BEGIN Data rows

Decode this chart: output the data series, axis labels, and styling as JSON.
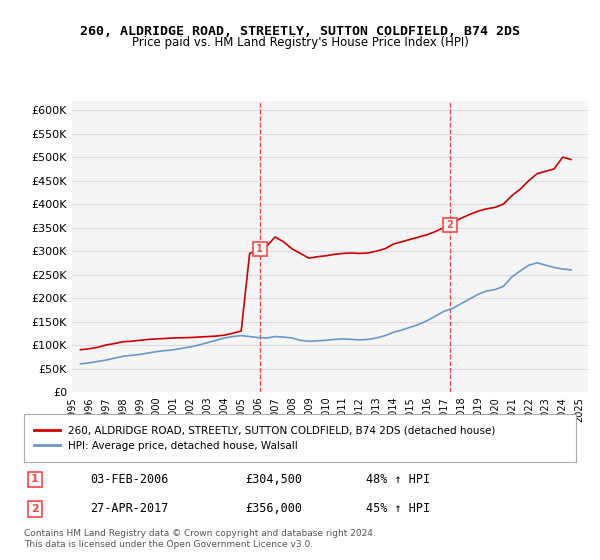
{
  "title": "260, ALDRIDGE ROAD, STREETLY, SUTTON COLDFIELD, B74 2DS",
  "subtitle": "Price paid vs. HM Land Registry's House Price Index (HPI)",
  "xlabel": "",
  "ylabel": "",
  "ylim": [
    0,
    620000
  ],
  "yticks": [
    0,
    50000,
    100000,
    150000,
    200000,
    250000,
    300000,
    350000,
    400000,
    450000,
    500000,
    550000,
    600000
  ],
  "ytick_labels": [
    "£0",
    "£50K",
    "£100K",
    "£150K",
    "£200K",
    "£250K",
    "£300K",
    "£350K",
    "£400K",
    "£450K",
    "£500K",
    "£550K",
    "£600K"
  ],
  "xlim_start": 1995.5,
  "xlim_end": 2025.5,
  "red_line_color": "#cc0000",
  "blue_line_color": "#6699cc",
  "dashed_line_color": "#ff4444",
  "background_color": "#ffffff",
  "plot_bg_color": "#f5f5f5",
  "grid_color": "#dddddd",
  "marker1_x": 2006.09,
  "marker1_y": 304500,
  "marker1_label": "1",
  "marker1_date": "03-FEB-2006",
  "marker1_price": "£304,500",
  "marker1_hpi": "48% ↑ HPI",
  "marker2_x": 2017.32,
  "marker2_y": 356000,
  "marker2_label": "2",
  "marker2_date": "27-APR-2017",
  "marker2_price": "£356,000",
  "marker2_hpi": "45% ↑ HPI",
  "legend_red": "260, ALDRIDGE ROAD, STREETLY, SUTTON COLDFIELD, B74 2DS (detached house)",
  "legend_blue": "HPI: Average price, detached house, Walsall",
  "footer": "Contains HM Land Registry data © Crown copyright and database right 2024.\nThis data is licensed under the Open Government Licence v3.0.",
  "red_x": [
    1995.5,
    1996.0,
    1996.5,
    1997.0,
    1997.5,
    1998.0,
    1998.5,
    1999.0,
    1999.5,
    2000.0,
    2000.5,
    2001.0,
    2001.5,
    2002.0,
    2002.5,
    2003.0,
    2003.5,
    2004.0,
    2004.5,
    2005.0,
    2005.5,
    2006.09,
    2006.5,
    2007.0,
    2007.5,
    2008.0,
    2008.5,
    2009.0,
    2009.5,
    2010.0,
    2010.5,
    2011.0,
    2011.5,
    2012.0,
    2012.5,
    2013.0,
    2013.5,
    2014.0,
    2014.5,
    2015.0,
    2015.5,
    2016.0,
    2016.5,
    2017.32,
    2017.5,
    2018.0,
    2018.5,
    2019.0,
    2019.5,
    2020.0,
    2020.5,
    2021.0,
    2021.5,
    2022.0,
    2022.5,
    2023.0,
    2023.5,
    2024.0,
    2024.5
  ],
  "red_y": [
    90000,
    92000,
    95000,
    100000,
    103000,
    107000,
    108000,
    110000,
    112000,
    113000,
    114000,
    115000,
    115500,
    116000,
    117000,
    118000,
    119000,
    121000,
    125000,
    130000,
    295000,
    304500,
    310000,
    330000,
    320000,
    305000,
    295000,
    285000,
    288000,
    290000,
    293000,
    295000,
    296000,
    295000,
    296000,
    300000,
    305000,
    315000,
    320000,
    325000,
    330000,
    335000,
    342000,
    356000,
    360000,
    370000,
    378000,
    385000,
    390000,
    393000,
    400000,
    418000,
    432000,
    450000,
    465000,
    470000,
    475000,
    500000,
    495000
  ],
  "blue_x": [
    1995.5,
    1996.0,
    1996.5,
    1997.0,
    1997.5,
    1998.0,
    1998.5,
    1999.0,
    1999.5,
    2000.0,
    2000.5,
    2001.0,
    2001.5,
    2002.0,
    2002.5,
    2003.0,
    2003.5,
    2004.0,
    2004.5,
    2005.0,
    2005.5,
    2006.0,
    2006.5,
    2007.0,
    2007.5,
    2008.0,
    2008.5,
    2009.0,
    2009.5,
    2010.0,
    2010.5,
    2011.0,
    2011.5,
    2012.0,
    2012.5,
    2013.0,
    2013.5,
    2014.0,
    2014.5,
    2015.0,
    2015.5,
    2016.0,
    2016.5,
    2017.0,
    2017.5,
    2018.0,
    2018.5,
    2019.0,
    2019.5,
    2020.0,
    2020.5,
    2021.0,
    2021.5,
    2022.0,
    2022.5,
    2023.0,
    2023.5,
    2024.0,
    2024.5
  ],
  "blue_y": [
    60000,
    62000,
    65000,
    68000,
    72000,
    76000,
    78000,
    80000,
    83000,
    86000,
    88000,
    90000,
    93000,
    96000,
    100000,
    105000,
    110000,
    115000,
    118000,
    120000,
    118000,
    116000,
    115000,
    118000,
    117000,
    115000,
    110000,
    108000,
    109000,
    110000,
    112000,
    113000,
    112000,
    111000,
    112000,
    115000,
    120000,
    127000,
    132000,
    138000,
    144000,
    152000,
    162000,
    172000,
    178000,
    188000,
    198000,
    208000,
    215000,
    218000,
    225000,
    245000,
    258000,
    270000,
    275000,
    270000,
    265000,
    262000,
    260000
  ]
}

END Data rows
BEGIN Data rows

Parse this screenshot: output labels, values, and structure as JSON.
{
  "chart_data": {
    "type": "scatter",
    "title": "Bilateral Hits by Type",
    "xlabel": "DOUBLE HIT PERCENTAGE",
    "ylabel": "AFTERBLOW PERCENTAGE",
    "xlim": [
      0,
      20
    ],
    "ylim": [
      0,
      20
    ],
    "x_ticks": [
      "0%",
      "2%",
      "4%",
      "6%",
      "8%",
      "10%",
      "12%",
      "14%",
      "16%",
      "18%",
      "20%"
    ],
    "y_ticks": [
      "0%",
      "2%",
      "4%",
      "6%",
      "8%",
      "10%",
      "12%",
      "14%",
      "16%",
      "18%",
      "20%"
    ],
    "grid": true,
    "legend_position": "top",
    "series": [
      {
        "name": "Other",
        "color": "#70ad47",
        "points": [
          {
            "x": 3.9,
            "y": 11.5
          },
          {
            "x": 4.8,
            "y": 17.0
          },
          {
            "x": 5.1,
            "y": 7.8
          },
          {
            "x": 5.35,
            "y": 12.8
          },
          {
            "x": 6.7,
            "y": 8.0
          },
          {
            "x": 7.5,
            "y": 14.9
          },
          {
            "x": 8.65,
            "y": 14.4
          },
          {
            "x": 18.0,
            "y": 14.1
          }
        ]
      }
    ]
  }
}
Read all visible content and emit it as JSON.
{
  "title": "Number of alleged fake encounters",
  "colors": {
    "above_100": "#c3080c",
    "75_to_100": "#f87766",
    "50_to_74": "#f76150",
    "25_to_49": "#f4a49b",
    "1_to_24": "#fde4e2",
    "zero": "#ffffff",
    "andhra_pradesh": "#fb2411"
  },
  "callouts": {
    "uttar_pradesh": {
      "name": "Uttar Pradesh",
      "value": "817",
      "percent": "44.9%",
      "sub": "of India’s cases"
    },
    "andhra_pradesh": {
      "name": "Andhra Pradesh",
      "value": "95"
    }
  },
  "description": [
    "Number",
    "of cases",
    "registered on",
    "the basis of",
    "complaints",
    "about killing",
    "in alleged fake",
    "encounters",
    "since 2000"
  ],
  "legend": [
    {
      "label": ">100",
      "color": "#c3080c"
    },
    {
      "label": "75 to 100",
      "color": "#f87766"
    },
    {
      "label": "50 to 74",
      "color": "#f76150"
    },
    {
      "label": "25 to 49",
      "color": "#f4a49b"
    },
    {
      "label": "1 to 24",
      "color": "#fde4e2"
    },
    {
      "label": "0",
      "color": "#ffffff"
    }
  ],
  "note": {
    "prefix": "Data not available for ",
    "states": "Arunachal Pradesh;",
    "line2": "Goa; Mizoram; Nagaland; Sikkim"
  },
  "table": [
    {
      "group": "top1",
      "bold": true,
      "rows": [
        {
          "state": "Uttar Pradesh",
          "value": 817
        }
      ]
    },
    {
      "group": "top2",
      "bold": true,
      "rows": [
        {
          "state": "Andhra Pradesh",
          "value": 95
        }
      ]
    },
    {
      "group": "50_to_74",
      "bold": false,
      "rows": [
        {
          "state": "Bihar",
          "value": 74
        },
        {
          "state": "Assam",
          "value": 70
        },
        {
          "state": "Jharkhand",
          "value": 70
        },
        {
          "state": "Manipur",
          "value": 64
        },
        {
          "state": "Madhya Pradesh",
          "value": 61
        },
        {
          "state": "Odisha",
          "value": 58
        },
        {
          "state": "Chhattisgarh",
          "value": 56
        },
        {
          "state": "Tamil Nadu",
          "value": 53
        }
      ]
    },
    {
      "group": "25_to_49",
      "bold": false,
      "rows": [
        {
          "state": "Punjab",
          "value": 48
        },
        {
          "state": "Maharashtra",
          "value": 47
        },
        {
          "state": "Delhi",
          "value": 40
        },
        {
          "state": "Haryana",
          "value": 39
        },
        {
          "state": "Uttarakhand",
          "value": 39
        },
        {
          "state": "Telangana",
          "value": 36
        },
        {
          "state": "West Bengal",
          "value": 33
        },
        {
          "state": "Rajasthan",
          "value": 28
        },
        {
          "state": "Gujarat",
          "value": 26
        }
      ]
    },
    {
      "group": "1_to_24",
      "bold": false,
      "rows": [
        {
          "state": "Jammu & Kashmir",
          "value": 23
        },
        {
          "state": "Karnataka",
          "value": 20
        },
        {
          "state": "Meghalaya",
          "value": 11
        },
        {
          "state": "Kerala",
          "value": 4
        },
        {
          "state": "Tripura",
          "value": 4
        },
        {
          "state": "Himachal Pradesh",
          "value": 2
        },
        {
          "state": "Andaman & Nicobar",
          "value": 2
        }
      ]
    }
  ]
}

END Data rows

» **Description of the task**: Using the records above, pull out each line where the word "detached" occurs.

» **Solution to the problem**:
  "legend_red": "260, ALDRIDGE ROAD, STREETLY, SUTTON COLDFIELD, B74 2DS (detached house)",
  "legend_blue": "HPI: Average price, detached house, Walsall",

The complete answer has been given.